It is required that all of the data be written out exactly.

Extracted records:

--- begin ---

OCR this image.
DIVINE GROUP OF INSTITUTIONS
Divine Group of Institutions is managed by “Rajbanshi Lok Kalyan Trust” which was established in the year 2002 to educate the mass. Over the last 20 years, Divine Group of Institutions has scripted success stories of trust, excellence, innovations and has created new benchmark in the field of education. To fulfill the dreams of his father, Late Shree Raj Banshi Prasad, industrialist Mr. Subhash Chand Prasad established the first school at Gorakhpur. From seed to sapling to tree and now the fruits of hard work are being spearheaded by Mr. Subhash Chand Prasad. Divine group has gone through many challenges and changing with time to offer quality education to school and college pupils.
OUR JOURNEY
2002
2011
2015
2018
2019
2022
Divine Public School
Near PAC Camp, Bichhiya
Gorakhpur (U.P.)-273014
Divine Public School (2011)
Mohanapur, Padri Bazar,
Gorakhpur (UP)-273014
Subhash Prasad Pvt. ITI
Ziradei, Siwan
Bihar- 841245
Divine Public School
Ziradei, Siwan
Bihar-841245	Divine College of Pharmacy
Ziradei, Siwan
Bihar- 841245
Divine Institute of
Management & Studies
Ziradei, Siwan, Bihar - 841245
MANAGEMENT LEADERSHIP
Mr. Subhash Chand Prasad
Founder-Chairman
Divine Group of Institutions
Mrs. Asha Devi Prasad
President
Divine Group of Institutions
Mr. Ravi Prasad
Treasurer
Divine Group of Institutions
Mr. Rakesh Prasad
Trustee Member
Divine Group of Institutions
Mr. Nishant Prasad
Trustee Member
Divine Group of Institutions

--- end ---

Answer to the exercise:
OCR this image.
DIVINE GROUP OF INSTITUTIONS
Divine Group of Institutions is managed by “Rajbanshi Lok Kalyan Trust” which was established in the year 2002 to educate the mass. Over the last 20 years, Divine Group of Institutions has scripted success stories of trust, excellence, innovations and has created new benchmark in the field of education. To fulfill the dreams of his father, Late Shree Raj Banshi Prasad, industrialist Mr. Subhash Chand Prasad established the first school at Gorakhpur. From seed to sapling to tree and now the fruits of hard work are being spearheaded by Mr. Subhash Chand Prasad. Divine group has gone through many challenges and changing with time to offer quality education to school and college pupils.
OUR JOURNEY
2002
2011
2015
2018
2019
2022
Divine Public School
Near PAC Camp, Bichhiya
Gorakhpur (U.P.)-273014
Divine Public School (2011)
Mohanapur, Padri Bazar,
Gorakhpur (UP)-273014
Subhash Prasad Pvt. ITI
Ziradei, Siwan
Bihar- 841245
Divine Public School
Ziradei, Siwan
Bihar-841245	Divine College of Pharmacy
Ziradei, Siwan
Bihar- 841245
Divine Institute of
Management & Studies
Ziradei, Siwan, Bihar - 841245
MANAGEMENT LEADERSHIP
Mr. Subhash Chand Prasad
Founder-Chairman
Divine Group of Institutions
Mrs. Asha Devi Prasad
President
Divine Group of Institutions
Mr. Ravi Prasad
Treasurer
Divine Group of Institutions
Mr. Rakesh Prasad
Trustee Member
Divine Group of Institutions
Mr. Nishant Prasad
Trustee Member
Divine Group of Institutions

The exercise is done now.